Which lines hold the word "title"? Show each of them.
------------------------------------
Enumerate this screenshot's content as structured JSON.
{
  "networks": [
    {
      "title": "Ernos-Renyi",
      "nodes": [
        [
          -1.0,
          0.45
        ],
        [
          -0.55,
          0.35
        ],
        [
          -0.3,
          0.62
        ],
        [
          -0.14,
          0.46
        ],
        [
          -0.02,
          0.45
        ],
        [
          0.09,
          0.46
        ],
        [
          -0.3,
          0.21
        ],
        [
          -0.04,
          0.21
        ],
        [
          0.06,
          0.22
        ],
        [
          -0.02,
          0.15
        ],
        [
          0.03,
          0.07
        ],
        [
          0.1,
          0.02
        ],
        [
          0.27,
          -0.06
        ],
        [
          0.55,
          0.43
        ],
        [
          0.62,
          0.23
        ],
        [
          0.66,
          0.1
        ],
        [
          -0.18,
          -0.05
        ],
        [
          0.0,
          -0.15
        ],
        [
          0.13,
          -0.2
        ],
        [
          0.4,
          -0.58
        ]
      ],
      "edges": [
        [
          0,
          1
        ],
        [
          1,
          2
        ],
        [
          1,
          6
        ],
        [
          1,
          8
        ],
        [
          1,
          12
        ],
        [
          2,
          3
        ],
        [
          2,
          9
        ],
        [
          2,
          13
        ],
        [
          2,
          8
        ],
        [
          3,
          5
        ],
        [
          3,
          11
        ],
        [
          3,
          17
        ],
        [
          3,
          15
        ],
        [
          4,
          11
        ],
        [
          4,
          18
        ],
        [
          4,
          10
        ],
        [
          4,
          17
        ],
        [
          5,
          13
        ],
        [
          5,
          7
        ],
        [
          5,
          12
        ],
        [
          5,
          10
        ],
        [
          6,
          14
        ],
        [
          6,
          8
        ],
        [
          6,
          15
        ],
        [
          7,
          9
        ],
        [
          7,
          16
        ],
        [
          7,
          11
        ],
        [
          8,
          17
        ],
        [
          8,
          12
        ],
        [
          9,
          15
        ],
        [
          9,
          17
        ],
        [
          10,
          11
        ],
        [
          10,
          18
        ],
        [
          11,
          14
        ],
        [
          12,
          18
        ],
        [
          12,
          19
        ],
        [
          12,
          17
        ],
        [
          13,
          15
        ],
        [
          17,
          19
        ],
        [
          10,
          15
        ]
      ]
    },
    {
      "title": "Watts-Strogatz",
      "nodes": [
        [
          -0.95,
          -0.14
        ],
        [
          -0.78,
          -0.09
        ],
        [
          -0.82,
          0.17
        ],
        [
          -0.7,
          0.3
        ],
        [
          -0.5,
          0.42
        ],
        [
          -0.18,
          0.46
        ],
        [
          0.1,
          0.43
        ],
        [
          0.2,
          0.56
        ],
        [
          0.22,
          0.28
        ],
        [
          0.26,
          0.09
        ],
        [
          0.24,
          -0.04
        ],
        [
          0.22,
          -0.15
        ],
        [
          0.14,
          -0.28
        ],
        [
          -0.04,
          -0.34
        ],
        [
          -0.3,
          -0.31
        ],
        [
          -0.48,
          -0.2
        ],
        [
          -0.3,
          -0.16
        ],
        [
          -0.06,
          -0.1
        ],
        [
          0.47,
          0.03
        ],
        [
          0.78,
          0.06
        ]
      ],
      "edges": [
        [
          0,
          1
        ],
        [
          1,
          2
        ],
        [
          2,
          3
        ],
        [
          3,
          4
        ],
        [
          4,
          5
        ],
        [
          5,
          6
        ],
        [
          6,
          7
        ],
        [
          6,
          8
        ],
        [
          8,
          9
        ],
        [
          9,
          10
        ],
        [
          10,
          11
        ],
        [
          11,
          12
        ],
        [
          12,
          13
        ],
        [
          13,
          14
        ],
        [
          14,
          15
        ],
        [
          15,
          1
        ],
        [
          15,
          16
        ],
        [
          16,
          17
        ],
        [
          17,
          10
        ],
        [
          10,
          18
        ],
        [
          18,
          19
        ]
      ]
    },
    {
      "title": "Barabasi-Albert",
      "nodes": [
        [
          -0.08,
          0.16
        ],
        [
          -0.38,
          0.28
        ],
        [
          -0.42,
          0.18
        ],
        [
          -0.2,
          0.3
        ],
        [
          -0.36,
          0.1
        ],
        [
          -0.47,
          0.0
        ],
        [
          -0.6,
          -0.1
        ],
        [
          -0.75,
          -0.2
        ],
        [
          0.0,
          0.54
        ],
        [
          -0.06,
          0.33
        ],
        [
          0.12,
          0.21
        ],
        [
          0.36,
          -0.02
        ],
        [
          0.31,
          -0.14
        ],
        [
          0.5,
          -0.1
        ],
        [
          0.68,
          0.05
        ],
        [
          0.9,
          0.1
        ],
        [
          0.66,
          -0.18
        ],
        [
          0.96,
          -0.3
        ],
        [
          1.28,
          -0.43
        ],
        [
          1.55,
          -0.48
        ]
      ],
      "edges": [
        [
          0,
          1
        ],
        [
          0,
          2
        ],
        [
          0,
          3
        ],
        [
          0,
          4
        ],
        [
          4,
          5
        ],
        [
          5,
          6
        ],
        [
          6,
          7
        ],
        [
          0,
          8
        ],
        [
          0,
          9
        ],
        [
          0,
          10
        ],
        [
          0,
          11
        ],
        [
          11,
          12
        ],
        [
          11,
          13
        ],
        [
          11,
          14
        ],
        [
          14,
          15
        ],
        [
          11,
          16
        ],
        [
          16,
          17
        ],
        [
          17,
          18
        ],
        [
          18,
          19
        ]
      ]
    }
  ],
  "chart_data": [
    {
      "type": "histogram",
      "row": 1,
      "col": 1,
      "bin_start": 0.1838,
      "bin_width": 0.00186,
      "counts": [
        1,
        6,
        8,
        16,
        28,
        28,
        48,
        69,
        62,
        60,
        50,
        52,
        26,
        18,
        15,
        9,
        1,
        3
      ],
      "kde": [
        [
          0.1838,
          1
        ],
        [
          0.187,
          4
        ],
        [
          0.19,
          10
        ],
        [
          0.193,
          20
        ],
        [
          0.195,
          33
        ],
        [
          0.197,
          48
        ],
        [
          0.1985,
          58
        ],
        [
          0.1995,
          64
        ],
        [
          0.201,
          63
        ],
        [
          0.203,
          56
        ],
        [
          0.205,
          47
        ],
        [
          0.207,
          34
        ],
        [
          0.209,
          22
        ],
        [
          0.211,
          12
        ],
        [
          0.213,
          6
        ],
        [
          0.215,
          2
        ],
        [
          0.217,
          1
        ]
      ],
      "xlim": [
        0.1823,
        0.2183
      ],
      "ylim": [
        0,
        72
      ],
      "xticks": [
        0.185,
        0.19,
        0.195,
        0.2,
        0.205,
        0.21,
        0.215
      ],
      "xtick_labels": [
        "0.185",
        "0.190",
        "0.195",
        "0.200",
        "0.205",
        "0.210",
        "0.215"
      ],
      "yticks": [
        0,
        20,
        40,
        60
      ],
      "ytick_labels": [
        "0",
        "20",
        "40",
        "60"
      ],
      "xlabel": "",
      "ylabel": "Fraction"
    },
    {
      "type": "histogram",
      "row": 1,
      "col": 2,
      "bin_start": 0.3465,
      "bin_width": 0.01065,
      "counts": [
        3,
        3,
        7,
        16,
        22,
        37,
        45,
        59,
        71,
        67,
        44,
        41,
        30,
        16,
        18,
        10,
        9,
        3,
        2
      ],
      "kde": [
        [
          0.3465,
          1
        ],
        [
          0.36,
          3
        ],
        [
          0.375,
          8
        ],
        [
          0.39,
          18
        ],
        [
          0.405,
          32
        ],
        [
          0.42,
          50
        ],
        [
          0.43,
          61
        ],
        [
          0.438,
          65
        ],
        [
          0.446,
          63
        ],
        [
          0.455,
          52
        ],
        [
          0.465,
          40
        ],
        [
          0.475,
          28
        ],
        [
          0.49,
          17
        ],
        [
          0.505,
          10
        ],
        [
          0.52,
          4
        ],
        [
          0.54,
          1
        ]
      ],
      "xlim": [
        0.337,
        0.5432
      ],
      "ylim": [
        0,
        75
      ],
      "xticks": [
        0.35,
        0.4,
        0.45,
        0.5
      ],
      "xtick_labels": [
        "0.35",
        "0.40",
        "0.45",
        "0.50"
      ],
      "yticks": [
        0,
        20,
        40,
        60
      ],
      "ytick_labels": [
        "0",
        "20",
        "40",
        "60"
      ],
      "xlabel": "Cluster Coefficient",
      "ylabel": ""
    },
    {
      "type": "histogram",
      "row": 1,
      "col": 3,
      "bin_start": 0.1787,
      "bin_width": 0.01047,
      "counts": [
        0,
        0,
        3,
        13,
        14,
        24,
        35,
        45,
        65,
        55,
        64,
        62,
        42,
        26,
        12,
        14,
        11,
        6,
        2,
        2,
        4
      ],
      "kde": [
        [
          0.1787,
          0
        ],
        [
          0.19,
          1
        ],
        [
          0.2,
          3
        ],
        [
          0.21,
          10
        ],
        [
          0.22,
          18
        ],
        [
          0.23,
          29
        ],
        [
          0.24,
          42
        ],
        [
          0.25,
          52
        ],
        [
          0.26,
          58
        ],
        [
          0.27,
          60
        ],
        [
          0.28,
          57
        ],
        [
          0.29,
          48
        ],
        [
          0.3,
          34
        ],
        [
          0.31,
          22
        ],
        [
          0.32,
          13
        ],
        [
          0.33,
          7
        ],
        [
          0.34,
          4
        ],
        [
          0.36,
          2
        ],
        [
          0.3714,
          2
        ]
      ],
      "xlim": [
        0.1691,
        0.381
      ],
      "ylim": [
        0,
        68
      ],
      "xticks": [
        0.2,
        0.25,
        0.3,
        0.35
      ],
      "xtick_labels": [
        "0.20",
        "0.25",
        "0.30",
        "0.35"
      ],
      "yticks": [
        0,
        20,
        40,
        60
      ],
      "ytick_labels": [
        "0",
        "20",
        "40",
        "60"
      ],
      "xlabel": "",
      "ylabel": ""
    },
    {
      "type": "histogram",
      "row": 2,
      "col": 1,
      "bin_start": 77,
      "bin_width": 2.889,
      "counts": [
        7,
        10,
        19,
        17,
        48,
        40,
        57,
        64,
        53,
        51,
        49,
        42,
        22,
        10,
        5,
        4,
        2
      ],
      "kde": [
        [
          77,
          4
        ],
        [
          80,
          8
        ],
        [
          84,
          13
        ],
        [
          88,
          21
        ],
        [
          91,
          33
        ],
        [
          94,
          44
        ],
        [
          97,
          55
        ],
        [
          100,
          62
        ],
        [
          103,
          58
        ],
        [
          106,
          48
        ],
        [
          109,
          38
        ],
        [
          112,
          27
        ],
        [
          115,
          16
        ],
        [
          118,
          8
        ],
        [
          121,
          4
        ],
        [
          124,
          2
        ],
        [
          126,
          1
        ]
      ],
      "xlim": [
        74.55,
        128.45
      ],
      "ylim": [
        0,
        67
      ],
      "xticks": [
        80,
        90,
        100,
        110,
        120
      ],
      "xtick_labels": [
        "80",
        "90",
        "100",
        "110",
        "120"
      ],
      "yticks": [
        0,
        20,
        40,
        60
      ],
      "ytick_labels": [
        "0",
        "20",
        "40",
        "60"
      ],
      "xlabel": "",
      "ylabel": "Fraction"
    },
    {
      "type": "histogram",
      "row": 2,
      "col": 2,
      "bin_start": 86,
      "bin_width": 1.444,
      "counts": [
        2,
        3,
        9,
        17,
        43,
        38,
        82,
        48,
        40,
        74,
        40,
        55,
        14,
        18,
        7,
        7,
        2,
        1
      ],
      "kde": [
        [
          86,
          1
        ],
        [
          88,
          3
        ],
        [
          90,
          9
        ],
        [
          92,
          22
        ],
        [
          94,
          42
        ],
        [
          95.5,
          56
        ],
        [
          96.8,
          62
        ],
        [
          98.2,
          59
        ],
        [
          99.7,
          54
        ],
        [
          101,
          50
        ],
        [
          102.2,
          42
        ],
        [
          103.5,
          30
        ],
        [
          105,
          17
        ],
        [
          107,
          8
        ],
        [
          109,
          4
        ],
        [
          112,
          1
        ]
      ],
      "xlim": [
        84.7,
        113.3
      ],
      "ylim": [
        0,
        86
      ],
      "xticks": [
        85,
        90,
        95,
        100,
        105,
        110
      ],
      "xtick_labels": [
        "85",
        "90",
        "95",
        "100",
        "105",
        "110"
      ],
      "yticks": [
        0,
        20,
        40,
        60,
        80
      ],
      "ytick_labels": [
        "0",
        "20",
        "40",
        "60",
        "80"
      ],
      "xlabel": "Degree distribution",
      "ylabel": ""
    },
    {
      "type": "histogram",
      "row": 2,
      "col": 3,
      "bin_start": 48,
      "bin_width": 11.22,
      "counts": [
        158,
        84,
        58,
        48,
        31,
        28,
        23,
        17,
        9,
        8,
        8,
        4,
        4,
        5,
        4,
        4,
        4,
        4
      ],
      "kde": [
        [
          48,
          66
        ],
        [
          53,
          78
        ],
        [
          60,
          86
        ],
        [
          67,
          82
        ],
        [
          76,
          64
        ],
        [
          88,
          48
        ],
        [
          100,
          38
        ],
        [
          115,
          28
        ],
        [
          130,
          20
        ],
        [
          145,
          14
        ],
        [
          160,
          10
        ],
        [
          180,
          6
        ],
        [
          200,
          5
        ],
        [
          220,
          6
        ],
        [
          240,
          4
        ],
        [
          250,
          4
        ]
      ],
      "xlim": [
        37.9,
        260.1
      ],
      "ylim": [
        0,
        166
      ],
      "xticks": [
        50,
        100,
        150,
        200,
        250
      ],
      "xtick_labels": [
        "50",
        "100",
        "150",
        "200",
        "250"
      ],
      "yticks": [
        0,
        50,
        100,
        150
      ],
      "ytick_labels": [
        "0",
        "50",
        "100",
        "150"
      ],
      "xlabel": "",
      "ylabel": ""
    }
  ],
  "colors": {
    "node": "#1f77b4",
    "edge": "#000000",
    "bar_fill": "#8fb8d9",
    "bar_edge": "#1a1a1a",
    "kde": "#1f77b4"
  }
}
------------------------------------
> [OUTPUT BELOW]:
      "title": "Ernos-Renyi",
      "title": "Watts-Strogatz",
      "title": "Barabasi-Albert",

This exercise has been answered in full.